■ Items from a figure collection
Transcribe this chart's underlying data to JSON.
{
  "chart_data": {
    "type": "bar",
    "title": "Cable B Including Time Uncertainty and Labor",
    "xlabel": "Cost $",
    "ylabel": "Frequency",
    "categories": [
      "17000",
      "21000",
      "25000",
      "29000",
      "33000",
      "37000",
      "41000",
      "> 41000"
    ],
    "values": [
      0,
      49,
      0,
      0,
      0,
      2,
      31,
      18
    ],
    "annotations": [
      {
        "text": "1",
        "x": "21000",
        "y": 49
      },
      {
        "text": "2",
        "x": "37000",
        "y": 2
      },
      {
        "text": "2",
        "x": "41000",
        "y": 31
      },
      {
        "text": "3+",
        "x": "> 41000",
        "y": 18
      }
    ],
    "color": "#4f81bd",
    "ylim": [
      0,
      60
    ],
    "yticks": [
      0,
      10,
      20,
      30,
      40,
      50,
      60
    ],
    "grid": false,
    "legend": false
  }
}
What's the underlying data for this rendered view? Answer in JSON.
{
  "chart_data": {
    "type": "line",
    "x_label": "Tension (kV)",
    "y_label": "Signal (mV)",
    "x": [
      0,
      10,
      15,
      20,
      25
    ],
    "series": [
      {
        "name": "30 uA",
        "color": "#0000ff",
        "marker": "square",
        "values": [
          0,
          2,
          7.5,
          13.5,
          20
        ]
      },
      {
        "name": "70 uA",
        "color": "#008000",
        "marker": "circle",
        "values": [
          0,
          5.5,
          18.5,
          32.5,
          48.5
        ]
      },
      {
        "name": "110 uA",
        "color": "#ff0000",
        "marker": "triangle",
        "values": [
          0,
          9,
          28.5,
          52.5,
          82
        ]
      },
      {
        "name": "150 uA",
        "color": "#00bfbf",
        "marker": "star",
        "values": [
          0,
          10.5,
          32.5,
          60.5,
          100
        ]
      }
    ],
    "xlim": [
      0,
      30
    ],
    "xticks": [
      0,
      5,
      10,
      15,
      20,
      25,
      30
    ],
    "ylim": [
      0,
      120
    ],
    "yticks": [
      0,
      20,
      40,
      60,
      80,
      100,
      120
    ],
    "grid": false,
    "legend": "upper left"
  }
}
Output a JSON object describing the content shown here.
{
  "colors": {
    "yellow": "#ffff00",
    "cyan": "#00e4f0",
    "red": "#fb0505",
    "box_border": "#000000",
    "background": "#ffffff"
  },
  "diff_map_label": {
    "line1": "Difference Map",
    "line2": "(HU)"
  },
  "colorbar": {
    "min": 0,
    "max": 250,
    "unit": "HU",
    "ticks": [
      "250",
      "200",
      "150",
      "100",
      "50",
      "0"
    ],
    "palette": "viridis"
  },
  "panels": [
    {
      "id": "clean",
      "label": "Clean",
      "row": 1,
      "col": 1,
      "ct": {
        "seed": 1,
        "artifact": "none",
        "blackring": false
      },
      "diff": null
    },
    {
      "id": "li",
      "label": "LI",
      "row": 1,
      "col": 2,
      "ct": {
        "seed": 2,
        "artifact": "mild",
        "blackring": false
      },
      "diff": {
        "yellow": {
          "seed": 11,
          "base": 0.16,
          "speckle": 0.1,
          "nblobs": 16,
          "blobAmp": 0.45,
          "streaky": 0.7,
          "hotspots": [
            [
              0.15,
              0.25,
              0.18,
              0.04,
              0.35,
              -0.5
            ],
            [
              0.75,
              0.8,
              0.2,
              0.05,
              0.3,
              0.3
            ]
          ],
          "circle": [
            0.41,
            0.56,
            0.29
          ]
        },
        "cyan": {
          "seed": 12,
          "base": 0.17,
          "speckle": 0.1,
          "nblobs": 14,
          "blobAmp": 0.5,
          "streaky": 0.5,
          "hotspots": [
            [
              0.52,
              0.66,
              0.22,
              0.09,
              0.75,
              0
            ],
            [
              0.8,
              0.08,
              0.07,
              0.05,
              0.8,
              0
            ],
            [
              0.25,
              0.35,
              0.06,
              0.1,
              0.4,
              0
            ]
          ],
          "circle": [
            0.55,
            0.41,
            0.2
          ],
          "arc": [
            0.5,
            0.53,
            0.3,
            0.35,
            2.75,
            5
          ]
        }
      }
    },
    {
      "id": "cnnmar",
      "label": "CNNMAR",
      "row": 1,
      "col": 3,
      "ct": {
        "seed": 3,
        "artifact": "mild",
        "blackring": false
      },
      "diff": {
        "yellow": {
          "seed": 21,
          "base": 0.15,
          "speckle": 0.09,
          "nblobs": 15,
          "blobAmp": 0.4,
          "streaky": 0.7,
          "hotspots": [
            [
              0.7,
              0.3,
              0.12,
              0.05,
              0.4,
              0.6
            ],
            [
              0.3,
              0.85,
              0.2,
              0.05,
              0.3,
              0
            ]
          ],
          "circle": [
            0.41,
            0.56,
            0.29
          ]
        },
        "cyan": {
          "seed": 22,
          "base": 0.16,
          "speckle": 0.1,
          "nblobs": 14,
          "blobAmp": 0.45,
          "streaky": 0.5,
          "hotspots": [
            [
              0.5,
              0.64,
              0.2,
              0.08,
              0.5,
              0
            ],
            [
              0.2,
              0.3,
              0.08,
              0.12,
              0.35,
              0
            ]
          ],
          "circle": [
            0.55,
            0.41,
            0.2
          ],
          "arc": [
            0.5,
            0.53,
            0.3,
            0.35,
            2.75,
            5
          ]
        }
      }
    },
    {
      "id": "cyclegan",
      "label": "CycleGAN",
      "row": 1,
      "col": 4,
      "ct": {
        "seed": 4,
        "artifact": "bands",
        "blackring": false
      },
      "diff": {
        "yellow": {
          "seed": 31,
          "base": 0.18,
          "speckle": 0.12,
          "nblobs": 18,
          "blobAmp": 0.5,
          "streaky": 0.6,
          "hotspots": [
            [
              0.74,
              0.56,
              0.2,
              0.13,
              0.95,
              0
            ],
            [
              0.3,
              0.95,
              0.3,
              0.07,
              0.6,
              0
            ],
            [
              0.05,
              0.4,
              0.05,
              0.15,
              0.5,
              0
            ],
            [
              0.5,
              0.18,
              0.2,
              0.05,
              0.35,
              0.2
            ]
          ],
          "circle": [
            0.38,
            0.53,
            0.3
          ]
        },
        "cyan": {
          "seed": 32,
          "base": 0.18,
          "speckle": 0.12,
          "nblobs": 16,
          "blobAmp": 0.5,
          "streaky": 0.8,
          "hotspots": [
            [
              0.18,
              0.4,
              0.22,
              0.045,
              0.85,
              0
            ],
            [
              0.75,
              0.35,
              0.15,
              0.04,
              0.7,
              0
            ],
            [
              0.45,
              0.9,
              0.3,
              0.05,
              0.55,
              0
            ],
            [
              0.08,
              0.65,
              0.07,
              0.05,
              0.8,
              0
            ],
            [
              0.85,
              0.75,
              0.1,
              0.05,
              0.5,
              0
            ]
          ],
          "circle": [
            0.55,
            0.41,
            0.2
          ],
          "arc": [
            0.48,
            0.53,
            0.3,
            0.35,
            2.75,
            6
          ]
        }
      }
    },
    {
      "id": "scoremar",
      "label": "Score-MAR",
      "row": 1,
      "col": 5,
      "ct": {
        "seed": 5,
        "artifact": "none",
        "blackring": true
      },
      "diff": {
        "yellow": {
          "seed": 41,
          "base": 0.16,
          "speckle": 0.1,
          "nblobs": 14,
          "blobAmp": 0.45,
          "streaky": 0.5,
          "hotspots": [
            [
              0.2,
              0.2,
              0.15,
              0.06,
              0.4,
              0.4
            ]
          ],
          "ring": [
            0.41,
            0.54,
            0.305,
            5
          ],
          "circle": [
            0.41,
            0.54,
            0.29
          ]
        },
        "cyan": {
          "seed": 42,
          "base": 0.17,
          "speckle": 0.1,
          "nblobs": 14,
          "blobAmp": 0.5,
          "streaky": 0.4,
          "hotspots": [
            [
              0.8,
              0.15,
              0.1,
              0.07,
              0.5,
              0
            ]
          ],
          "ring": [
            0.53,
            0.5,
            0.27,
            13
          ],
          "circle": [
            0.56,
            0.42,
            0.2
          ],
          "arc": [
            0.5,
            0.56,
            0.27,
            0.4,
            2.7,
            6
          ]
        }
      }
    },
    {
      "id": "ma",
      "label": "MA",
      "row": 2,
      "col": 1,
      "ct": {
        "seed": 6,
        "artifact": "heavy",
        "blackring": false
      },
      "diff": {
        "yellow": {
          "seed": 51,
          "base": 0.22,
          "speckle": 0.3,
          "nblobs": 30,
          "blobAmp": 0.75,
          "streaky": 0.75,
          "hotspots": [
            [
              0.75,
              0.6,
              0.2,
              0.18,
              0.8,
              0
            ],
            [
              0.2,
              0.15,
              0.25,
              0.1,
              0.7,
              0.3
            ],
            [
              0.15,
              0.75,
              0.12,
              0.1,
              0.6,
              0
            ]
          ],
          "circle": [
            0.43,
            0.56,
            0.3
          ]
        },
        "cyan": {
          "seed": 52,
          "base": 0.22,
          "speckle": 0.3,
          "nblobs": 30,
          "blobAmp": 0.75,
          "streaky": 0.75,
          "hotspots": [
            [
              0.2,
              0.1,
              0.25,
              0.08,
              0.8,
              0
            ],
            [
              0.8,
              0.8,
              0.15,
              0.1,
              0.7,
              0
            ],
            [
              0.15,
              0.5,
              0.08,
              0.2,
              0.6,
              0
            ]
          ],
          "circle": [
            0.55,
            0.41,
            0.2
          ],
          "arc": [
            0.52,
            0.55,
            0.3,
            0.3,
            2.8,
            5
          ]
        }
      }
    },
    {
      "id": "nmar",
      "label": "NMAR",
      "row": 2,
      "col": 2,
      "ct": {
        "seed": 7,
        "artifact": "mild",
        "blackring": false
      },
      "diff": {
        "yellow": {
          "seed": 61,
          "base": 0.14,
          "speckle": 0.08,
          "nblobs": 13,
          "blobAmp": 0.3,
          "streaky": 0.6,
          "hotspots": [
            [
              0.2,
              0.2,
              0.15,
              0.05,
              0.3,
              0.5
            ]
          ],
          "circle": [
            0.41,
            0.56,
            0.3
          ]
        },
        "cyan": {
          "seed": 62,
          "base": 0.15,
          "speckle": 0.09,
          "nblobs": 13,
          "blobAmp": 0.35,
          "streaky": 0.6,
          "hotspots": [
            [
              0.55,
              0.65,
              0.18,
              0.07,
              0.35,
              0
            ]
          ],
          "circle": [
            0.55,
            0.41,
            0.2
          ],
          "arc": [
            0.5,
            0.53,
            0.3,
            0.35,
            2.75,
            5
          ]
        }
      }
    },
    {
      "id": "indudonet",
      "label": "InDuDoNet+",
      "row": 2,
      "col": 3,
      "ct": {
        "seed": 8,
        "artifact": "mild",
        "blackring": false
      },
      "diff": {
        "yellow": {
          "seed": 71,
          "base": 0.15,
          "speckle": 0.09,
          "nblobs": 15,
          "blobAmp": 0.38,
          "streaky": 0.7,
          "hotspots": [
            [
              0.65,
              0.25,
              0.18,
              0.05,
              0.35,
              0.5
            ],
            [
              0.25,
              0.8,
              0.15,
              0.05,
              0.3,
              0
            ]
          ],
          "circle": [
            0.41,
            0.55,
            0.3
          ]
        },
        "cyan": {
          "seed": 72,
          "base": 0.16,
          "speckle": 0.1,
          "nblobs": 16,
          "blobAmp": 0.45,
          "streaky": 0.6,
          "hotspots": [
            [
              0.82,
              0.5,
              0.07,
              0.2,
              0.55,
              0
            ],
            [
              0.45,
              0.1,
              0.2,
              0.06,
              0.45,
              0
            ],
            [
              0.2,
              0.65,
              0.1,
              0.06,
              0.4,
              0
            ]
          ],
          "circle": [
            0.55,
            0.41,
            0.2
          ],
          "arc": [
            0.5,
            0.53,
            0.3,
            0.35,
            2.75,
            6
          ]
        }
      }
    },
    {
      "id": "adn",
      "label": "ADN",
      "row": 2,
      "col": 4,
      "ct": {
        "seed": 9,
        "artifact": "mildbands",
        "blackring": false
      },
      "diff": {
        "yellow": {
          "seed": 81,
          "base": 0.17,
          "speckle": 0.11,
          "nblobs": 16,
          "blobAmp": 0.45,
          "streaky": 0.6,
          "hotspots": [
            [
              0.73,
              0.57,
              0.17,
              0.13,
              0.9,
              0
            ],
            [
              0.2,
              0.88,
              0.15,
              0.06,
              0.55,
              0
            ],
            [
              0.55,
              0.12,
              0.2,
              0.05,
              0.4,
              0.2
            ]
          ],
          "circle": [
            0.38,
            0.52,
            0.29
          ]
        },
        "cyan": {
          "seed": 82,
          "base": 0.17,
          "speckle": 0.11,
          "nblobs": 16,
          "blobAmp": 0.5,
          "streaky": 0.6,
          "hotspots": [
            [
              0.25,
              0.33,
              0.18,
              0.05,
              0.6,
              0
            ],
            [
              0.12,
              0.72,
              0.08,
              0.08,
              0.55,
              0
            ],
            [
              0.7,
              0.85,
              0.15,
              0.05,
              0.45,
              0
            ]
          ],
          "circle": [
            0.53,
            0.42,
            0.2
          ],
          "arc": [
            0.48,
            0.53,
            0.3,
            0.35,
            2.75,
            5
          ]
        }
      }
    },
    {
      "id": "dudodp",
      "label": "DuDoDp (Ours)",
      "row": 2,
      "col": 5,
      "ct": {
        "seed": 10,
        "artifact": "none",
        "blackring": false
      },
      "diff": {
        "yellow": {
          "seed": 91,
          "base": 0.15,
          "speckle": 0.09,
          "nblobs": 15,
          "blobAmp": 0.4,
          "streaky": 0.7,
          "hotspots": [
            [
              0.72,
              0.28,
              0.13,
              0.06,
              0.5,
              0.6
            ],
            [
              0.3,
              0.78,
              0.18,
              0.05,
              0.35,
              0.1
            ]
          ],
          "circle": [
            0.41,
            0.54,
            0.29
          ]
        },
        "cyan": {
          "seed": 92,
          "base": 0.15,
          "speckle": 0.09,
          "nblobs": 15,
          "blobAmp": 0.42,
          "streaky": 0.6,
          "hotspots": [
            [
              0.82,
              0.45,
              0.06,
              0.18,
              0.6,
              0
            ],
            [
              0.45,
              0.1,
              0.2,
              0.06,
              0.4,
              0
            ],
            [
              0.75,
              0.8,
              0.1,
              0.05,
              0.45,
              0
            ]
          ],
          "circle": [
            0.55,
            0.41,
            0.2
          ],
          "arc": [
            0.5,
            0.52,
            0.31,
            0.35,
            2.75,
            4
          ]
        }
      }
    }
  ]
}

■ INSTRUCTION
Scan the lines for the string "name". Copy out each line that matches.

■ FULL ANSWER
        "name": "30 uA",
        "name": "70 uA",
        "name": "110 uA",
        "name": "150 uA",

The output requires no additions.